* Start Input data *
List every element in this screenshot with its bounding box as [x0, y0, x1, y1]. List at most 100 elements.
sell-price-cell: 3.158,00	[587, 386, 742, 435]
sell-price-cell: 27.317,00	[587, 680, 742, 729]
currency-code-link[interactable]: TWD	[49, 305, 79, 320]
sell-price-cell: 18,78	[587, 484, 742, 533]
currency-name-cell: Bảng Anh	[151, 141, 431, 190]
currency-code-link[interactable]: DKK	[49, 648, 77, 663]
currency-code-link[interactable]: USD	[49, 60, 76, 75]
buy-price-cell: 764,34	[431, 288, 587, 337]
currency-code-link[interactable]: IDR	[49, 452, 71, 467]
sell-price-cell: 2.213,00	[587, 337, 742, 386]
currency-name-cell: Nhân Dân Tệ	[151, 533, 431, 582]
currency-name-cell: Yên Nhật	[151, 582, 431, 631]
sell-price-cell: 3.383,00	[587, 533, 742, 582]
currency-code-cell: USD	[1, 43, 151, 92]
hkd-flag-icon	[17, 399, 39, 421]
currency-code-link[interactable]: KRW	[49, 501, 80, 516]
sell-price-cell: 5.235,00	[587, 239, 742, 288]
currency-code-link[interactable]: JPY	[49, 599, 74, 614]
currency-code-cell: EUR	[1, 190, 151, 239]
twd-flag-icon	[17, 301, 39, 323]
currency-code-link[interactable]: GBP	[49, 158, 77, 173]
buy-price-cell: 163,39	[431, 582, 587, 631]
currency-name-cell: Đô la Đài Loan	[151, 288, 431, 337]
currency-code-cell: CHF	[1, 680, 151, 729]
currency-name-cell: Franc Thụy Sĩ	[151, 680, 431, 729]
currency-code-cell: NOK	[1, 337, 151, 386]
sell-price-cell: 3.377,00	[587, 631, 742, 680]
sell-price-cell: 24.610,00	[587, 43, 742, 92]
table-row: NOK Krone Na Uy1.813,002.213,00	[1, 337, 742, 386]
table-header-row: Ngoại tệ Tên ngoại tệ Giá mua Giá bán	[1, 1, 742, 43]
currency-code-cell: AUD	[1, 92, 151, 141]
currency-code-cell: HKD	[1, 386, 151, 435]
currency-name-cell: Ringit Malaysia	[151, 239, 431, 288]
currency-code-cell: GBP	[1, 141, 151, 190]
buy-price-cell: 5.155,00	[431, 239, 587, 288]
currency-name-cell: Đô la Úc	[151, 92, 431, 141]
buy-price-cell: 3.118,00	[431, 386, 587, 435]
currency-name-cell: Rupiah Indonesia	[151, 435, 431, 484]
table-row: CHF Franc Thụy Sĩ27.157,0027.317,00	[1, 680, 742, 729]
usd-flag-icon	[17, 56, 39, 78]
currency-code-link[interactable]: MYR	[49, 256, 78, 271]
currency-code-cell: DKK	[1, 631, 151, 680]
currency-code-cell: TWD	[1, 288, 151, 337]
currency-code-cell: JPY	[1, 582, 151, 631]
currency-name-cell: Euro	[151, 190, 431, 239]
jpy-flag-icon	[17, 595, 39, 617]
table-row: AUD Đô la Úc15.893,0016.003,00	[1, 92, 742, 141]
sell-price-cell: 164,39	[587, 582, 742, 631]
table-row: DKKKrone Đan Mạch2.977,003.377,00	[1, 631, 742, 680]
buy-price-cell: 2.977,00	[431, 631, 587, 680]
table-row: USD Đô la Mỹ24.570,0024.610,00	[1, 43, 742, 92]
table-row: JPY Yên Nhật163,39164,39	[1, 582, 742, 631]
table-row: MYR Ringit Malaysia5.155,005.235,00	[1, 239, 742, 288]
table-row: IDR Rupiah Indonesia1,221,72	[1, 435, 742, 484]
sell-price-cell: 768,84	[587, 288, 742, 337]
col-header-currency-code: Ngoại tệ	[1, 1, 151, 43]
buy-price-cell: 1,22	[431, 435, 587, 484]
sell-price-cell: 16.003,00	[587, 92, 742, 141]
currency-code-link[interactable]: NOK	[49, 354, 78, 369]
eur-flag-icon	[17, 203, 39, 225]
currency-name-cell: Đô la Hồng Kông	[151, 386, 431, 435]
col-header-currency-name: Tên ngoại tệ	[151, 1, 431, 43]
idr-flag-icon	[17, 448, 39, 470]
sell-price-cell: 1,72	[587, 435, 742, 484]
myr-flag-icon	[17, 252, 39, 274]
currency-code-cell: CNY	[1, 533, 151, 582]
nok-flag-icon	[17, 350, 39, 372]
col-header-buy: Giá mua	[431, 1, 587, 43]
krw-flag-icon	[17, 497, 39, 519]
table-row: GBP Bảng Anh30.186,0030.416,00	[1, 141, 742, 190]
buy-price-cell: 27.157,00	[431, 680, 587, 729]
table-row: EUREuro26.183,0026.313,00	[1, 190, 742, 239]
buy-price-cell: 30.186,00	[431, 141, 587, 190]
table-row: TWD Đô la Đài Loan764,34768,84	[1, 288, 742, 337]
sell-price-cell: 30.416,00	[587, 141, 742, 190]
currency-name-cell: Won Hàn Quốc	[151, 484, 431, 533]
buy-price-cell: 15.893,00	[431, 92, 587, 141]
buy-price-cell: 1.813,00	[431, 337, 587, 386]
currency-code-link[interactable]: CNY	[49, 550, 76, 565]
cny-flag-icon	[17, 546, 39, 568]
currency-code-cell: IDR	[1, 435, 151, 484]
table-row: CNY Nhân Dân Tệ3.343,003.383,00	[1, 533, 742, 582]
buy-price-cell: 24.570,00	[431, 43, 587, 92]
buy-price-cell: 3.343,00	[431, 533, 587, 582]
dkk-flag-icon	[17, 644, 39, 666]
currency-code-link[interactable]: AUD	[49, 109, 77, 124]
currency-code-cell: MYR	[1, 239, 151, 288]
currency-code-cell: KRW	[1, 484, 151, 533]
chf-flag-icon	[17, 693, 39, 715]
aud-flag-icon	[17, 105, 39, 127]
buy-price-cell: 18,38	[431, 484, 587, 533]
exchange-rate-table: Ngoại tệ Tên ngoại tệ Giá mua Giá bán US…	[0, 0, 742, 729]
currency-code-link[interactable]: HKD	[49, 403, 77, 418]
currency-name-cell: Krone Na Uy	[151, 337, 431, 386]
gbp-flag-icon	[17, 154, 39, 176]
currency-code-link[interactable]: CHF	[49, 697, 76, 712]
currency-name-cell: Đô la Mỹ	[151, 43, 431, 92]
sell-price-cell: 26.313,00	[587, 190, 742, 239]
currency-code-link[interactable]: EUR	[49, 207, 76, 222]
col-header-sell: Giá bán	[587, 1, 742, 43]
* End Input data *
## [Your goal]
Can you reproduce every line of the items above, keeping each character unchanged?

## [Result below]
List every element in this screenshot with its bounding box as [x0, y0, x1, y1]. List at most 100 elements.
sell-price-cell: 3.158,00	[587, 386, 742, 435]
sell-price-cell: 27.317,00	[587, 680, 742, 729]
currency-code-link[interactable]: TWD	[49, 305, 79, 320]
sell-price-cell: 18,78	[587, 484, 742, 533]
currency-name-cell: Bảng Anh	[151, 141, 431, 190]
currency-code-link[interactable]: DKK	[49, 648, 77, 663]
currency-code-link[interactable]: USD	[49, 60, 76, 75]
buy-price-cell: 764,34	[431, 288, 587, 337]
currency-code-link[interactable]: IDR	[49, 452, 71, 467]
sell-price-cell: 2.213,00	[587, 337, 742, 386]
currency-name-cell: Nhân Dân Tệ	[151, 533, 431, 582]
currency-name-cell: Yên Nhật	[151, 582, 431, 631]
sell-price-cell: 3.383,00	[587, 533, 742, 582]
currency-code-cell: USD	[1, 43, 151, 92]
hkd-flag-icon	[17, 399, 39, 421]
currency-code-link[interactable]: KRW	[49, 501, 80, 516]
sell-price-cell: 5.235,00	[587, 239, 742, 288]
currency-code-link[interactable]: JPY	[49, 599, 74, 614]
currency-code-cell: EUR	[1, 190, 151, 239]
twd-flag-icon	[17, 301, 39, 323]
currency-code-link[interactable]: GBP	[49, 158, 77, 173]
buy-price-cell: 163,39	[431, 582, 587, 631]
currency-name-cell: Đô la Đài Loan	[151, 288, 431, 337]
currency-code-cell: CHF	[1, 680, 151, 729]
currency-name-cell: Franc Thụy Sĩ	[151, 680, 431, 729]
currency-code-cell: NOK	[1, 337, 151, 386]
sell-price-cell: 3.377,00	[587, 631, 742, 680]
sell-price-cell: 24.610,00	[587, 43, 742, 92]
table-row: NOK Krone Na Uy1.813,002.213,00	[1, 337, 742, 386]
table-header-row: Ngoại tệ Tên ngoại tệ Giá mua Giá bán	[1, 1, 742, 43]
currency-code-cell: AUD	[1, 92, 151, 141]
currency-code-cell: HKD	[1, 386, 151, 435]
currency-name-cell: Ringit Malaysia	[151, 239, 431, 288]
currency-code-cell: GBP	[1, 141, 151, 190]
buy-price-cell: 5.155,00	[431, 239, 587, 288]
currency-name-cell: Đô la Úc	[151, 92, 431, 141]
buy-price-cell: 3.118,00	[431, 386, 587, 435]
currency-name-cell: Rupiah Indonesia	[151, 435, 431, 484]
table-row: CHF Franc Thụy Sĩ27.157,0027.317,00	[1, 680, 742, 729]
usd-flag-icon	[17, 56, 39, 78]
currency-code-link[interactable]: MYR	[49, 256, 78, 271]
currency-code-cell: DKK	[1, 631, 151, 680]
currency-code-cell: TWD	[1, 288, 151, 337]
currency-code-cell: JPY	[1, 582, 151, 631]
currency-name-cell: Euro	[151, 190, 431, 239]
jpy-flag-icon	[17, 595, 39, 617]
table-row: AUD Đô la Úc15.893,0016.003,00	[1, 92, 742, 141]
sell-price-cell: 164,39	[587, 582, 742, 631]
table-row: DKKKrone Đan Mạch2.977,003.377,00	[1, 631, 742, 680]
buy-price-cell: 2.977,00	[431, 631, 587, 680]
table-row: USD Đô la Mỹ24.570,0024.610,00	[1, 43, 742, 92]
table-row: JPY Yên Nhật163,39164,39	[1, 582, 742, 631]
table-row: MYR Ringit Malaysia5.155,005.235,00	[1, 239, 742, 288]
table-row: IDR Rupiah Indonesia1,221,72	[1, 435, 742, 484]
sell-price-cell: 768,84	[587, 288, 742, 337]
col-header-currency-code: Ngoại tệ	[1, 1, 151, 43]
buy-price-cell: 1,22	[431, 435, 587, 484]
sell-price-cell: 16.003,00	[587, 92, 742, 141]
currency-code-link[interactable]: NOK	[49, 354, 78, 369]
eur-flag-icon	[17, 203, 39, 225]
currency-name-cell: Đô la Hồng Kông	[151, 386, 431, 435]
col-header-currency-name: Tên ngoại tệ	[151, 1, 431, 43]
idr-flag-icon	[17, 448, 39, 470]
sell-price-cell: 1,72	[587, 435, 742, 484]
myr-flag-icon	[17, 252, 39, 274]
currency-code-cell: CNY	[1, 533, 151, 582]
nok-flag-icon	[17, 350, 39, 372]
col-header-buy: Giá mua	[431, 1, 587, 43]
krw-flag-icon	[17, 497, 39, 519]
table-row: GBP Bảng Anh30.186,0030.416,00	[1, 141, 742, 190]
buy-price-cell: 27.157,00	[431, 680, 587, 729]
table-row: EUREuro26.183,0026.313,00	[1, 190, 742, 239]
buy-price-cell: 30.186,00	[431, 141, 587, 190]
table-row: TWD Đô la Đài Loan764,34768,84	[1, 288, 742, 337]
sell-price-cell: 30.416,00	[587, 141, 742, 190]
currency-name-cell: Won Hàn Quốc	[151, 484, 431, 533]
buy-price-cell: 15.893,00	[431, 92, 587, 141]
buy-price-cell: 1.813,00	[431, 337, 587, 386]
currency-code-link[interactable]: CNY	[49, 550, 76, 565]
cny-flag-icon	[17, 546, 39, 568]
currency-code-cell: IDR	[1, 435, 151, 484]
table-row: CNY Nhân Dân Tệ3.343,003.383,00	[1, 533, 742, 582]
buy-price-cell: 24.570,00	[431, 43, 587, 92]
buy-price-cell: 3.343,00	[431, 533, 587, 582]
dkk-flag-icon	[17, 644, 39, 666]
currency-code-link[interactable]: AUD	[49, 109, 77, 124]
currency-code-cell: MYR	[1, 239, 151, 288]
currency-code-cell: KRW	[1, 484, 151, 533]
chf-flag-icon	[17, 693, 39, 715]
aud-flag-icon	[17, 105, 39, 127]
buy-price-cell: 18,38	[431, 484, 587, 533]
exchange-rate-table: Ngoại tệ Tên ngoại tệ Giá mua Giá bán US…	[0, 0, 742, 729]
currency-code-link[interactable]: HKD	[49, 403, 77, 418]
currency-name-cell: Krone Na Uy	[151, 337, 431, 386]
gbp-flag-icon	[17, 154, 39, 176]
currency-code-link[interactable]: CHF	[49, 697, 76, 712]
currency-name-cell: Đô la Mỹ	[151, 43, 431, 92]
sell-price-cell: 26.313,00	[587, 190, 742, 239]
currency-code-link[interactable]: EUR	[49, 207, 76, 222]
col-header-sell: Giá bán	[587, 1, 742, 43]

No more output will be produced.